··· Given data

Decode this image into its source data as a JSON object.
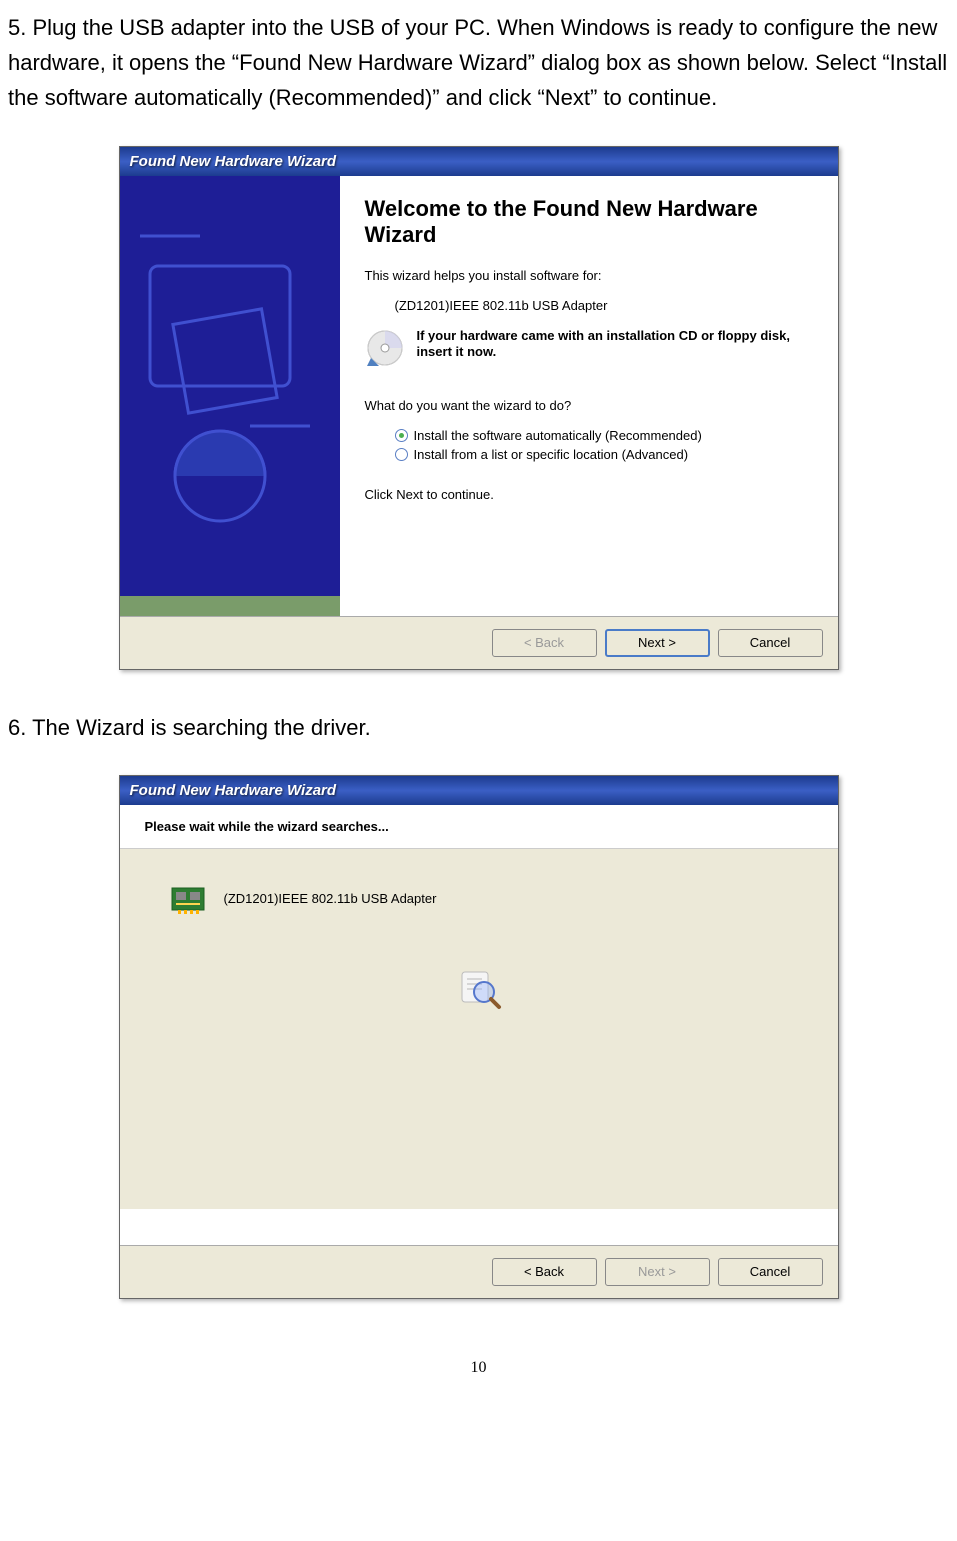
{
  "step5_text": "5. Plug the USB adapter into the USB of your PC. When Windows is ready to configure the new hardware, it opens the “Found New Hardware Wizard” dialog box as shown below. Select “Install the software automatically (Recommended)” and click “Next” to continue.",
  "step6_text": "6. The Wizard is searching the driver.",
  "wizard1": {
    "title": "Found New Hardware Wizard",
    "heading": "Welcome to the Found New Hardware Wizard",
    "intro": "This wizard helps you install software for:",
    "device": "(ZD1201)IEEE 802.11b USB Adapter",
    "cd_hint": "If your hardware came with an installation CD or floppy disk, insert it now.",
    "question": "What do you want the wizard to do?",
    "option1": "Install the software automatically (Recommended)",
    "option2": "Install from a list or specific location (Advanced)",
    "click_next": "Click Next to continue.",
    "back": "< Back",
    "next": "Next >",
    "cancel": "Cancel"
  },
  "wizard2": {
    "title": "Found New Hardware Wizard",
    "heading": "Please wait while the wizard searches...",
    "device": "(ZD1201)IEEE 802.11b USB Adapter",
    "back": "< Back",
    "next": "Next >",
    "cancel": "Cancel"
  },
  "page_number": "10"
}
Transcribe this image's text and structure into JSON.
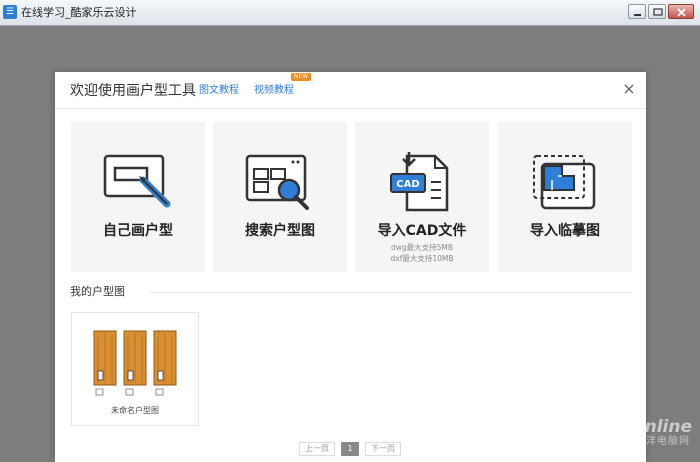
{
  "window": {
    "title": "在线学习_酷家乐云设计",
    "app_icon": "app-logo-icon",
    "controls": [
      "minimize-icon",
      "restore-icon",
      "close-icon"
    ]
  },
  "dialog": {
    "title": "欢迎使用画户型工具",
    "links": [
      {
        "label": "图文教程"
      },
      {
        "label": "视频教程",
        "badge": "NEW"
      }
    ],
    "close_icon": "close-icon",
    "accent_color": "#2f7fd8",
    "options": [
      {
        "label": "自己画户型",
        "icon": "draw-floorplan-icon"
      },
      {
        "label": "搜索户型图",
        "icon": "search-floorplan-icon"
      },
      {
        "label": "导入CAD文件",
        "icon": "import-cad-icon",
        "icon_text": "CAD",
        "notes": [
          "dwg最大支持5MB",
          "dxf最大支持10MB"
        ]
      },
      {
        "label": "导入临摹图",
        "icon": "import-trace-icon"
      }
    ],
    "my_plans": {
      "title": "我的户型图",
      "items": [
        {
          "name": "未命名户型图"
        }
      ]
    },
    "pagination": {
      "prev": "上一页",
      "current": "1",
      "next": "下一页"
    }
  },
  "watermark": {
    "text": "PConline",
    "sub": "太平洋电脑网"
  }
}
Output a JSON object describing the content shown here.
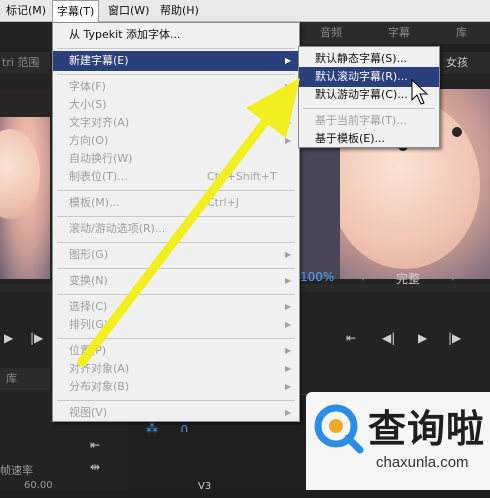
{
  "menubar": {
    "items": [
      "标记(M)",
      "字幕(T)",
      "窗口(W)",
      "帮助(H)"
    ]
  },
  "panels": {
    "source_tabs": [
      "音频",
      "字幕",
      "库"
    ],
    "left_label": "tri 范围",
    "right_label": "女孩",
    "zoom": "100%",
    "quality": "完整",
    "lib_label": "库",
    "speed_label": "帧速率",
    "speed_value": "60.00",
    "track_label": "V3"
  },
  "title_menu": {
    "items": [
      {
        "label": "从 Typekit 添加字体...",
        "shortcut": "",
        "submenu": false,
        "enabled": true
      },
      {
        "label": "新建字幕(E)",
        "shortcut": "",
        "submenu": true,
        "enabled": true,
        "highlighted": true
      },
      {
        "label": "字体(F)",
        "shortcut": "",
        "submenu": true,
        "enabled": false
      },
      {
        "label": "大小(S)",
        "shortcut": "",
        "submenu": true,
        "enabled": false
      },
      {
        "label": "文字对齐(A)",
        "shortcut": "",
        "submenu": true,
        "enabled": false
      },
      {
        "label": "方向(O)",
        "shortcut": "",
        "submenu": true,
        "enabled": false
      },
      {
        "label": "自动换行(W)",
        "shortcut": "",
        "submenu": false,
        "enabled": false
      },
      {
        "label": "制表位(T)...",
        "shortcut": "Ctrl+Shift+T",
        "submenu": false,
        "enabled": false
      },
      {
        "label": "模板(M)...",
        "shortcut": "Ctrl+J",
        "submenu": false,
        "enabled": false
      },
      {
        "label": "滚动/游动选项(R)...",
        "shortcut": "",
        "submenu": false,
        "enabled": false
      },
      {
        "label": "图形(G)",
        "shortcut": "",
        "submenu": true,
        "enabled": false
      },
      {
        "label": "变换(N)",
        "shortcut": "",
        "submenu": true,
        "enabled": false
      },
      {
        "label": "选择(C)",
        "shortcut": "",
        "submenu": true,
        "enabled": false
      },
      {
        "label": "排列(G)",
        "shortcut": "",
        "submenu": true,
        "enabled": false
      },
      {
        "label": "位置(P)",
        "shortcut": "",
        "submenu": true,
        "enabled": false
      },
      {
        "label": "对齐对象(A)",
        "shortcut": "",
        "submenu": true,
        "enabled": false
      },
      {
        "label": "分布对象(B)",
        "shortcut": "",
        "submenu": true,
        "enabled": false
      },
      {
        "label": "视图(V)",
        "shortcut": "",
        "submenu": true,
        "enabled": false
      }
    ]
  },
  "new_title_submenu": {
    "items": [
      {
        "label": "默认静态字幕(S)...",
        "enabled": true,
        "highlighted": false
      },
      {
        "label": "默认滚动字幕(R)...",
        "enabled": true,
        "highlighted": true
      },
      {
        "label": "默认游动字幕(C)...",
        "enabled": true,
        "highlighted": false
      },
      {
        "label": "基于当前字幕(T)...",
        "enabled": false,
        "highlighted": false
      },
      {
        "label": "基于模板(E)...",
        "enabled": true,
        "highlighted": false
      }
    ]
  },
  "watermark": {
    "title": "查询啦",
    "url": "chaxunla.com"
  },
  "colors": {
    "menu_highlight": "#2b3f7c",
    "arrow_yellow": "#f2ef1e",
    "watermark_blue": "#2a8ee8"
  }
}
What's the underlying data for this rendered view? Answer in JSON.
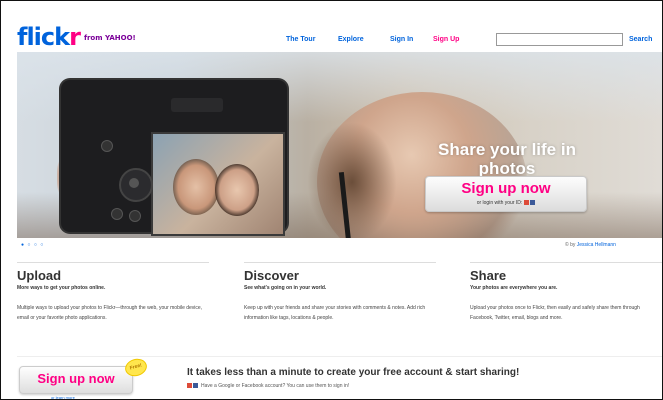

······

Work to complete: Without the pictures, reproduce every line of the records above exactly.

Exercise result:
Decode this image into its source data as a JSON object.
{
  "step5_text": "5. Plug the USB adapter into the USB of your PC. When Windows is ready to configure the new hardware, it opens the “Found New Hardware Wizard” dialog box as shown below. Select “Install the software automatically (Recommended)” and click “Next” to continue.",
  "step6_text": "6. The Wizard is searching the driver.",
  "wizard1": {
    "title": "Found New Hardware Wizard",
    "heading": "Welcome to the Found New Hardware Wizard",
    "intro": "This wizard helps you install software for:",
    "device": "(ZD1201)IEEE 802.11b USB Adapter",
    "cd_hint": "If your hardware came with an installation CD or floppy disk, insert it now.",
    "question": "What do you want the wizard to do?",
    "option1": "Install the software automatically (Recommended)",
    "option2": "Install from a list or specific location (Advanced)",
    "click_next": "Click Next to continue.",
    "back": "< Back",
    "next": "Next >",
    "cancel": "Cancel"
  },
  "wizard2": {
    "title": "Found New Hardware Wizard",
    "heading": "Please wait while the wizard searches...",
    "device": "(ZD1201)IEEE 802.11b USB Adapter",
    "back": "< Back",
    "next": "Next >",
    "cancel": "Cancel"
  },
  "page_number": "10"
}
Transcribe this image's text and structure into JSON.
{
  "window": {
    "title": "在线学习_酷家乐云设计",
    "app_icon": "app-logo-icon",
    "controls": [
      "minimize-icon",
      "restore-icon",
      "close-icon"
    ]
  },
  "dialog": {
    "title": "欢迎使用画户型工具",
    "links": [
      {
        "label": "图文教程"
      },
      {
        "label": "视频教程",
        "badge": "NEW"
      }
    ],
    "close_icon": "close-icon",
    "accent_color": "#2f7fd8",
    "options": [
      {
        "label": "自己画户型",
        "icon": "draw-floorplan-icon"
      },
      {
        "label": "搜索户型图",
        "icon": "search-floorplan-icon"
      },
      {
        "label": "导入CAD文件",
        "icon": "import-cad-icon",
        "icon_text": "CAD",
        "notes": [
          "dwg最大支持5MB",
          "dxf最大支持10MB"
        ]
      },
      {
        "label": "导入临摹图",
        "icon": "import-trace-icon"
      }
    ],
    "my_plans": {
      "title": "我的户型图",
      "items": [
        {
          "name": "未命名户型图"
        }
      ]
    },
    "pagination": {
      "prev": "上一页",
      "current": "1",
      "next": "下一页"
    }
  },
  "watermark": {
    "text": "PConline",
    "sub": "太平洋电脑网"
  }
}
Output a JSON object describing the content shown here.
{
  "menubar": {
    "items": [
      "标记(M)",
      "字幕(T)",
      "窗口(W)",
      "帮助(H)"
    ]
  },
  "panels": {
    "source_tabs": [
      "音频",
      "字幕",
      "库"
    ],
    "left_label": "tri 范围",
    "right_label": "女孩",
    "zoom": "100%",
    "quality": "完整",
    "lib_label": "库",
    "speed_label": "帧速率",
    "speed_value": "60.00",
    "track_label": "V3"
  },
  "title_menu": {
    "items": [
      {
        "label": "从 Typekit 添加字体...",
        "shortcut": "",
        "submenu": false,
        "enabled": true
      },
      {
        "label": "新建字幕(E)",
        "shortcut": "",
        "submenu": true,
        "enabled": true,
        "highlighted": true
      },
      {
        "label": "字体(F)",
        "shortcut": "",
        "submenu": true,
        "enabled": false
      },
      {
        "label": "大小(S)",
        "shortcut": "",
        "submenu": true,
        "enabled": false
      },
      {
        "label": "文字对齐(A)",
        "shortcut": "",
        "submenu": true,
        "enabled": false
      },
      {
        "label": "方向(O)",
        "shortcut": "",
        "submenu": true,
        "enabled": false
      },
      {
        "label": "自动换行(W)",
        "shortcut": "",
        "submenu": false,
        "enabled": false
      },
      {
        "label": "制表位(T)...",
        "shortcut": "Ctrl+Shift+T",
        "submenu": false,
        "enabled": false
      },
      {
        "label": "模板(M)...",
        "shortcut": "Ctrl+J",
        "submenu": false,
        "enabled": false
      },
      {
        "label": "滚动/游动选项(R)...",
        "shortcut": "",
        "submenu": false,
        "enabled": false
      },
      {
        "label": "图形(G)",
        "shortcut": "",
        "submenu": true,
        "enabled": false
      },
      {
        "label": "变换(N)",
        "shortcut": "",
        "submenu": true,
        "enabled": false
      },
      {
        "label": "选择(C)",
        "shortcut": "",
        "submenu": true,
        "enabled": false
      },
      {
        "label": "排列(G)",
        "shortcut": "",
        "submenu": true,
        "enabled": false
      },
      {
        "label": "位置(P)",
        "shortcut": "",
        "submenu": true,
        "enabled": false
      },
      {
        "label": "对齐对象(A)",
        "shortcut": "",
        "submenu": true,
        "enabled": false
      },
      {
        "label": "分布对象(B)",
        "shortcut": "",
        "submenu": true,
        "enabled": false
      },
      {
        "label": "视图(V)",
        "shortcut": "",
        "submenu": true,
        "enabled": false
      }
    ]
  },
  "new_title_submenu": {
    "items": [
      {
        "label": "默认静态字幕(S)...",
        "enabled": true,
        "highlighted": false
      },
      {
        "label": "默认滚动字幕(R)...",
        "enabled": true,
        "highlighted": true
      },
      {
        "label": "默认游动字幕(C)...",
        "enabled": true,
        "highlighted": false
      },
      {
        "label": "基于当前字幕(T)...",
        "enabled": false,
        "highlighted": false
      },
      {
        "label": "基于模板(E)...",
        "enabled": true,
        "highlighted": false
      }
    ]
  },
  "watermark": {
    "title": "查询啦",
    "url": "chaxunla.com"
  },
  "colors": {
    "menu_highlight": "#2b3f7c",
    "arrow_yellow": "#f2ef1e",
    "watermark_blue": "#2a8ee8"
  }
}
What's the underlying data for this rendered view? Answer in JSON.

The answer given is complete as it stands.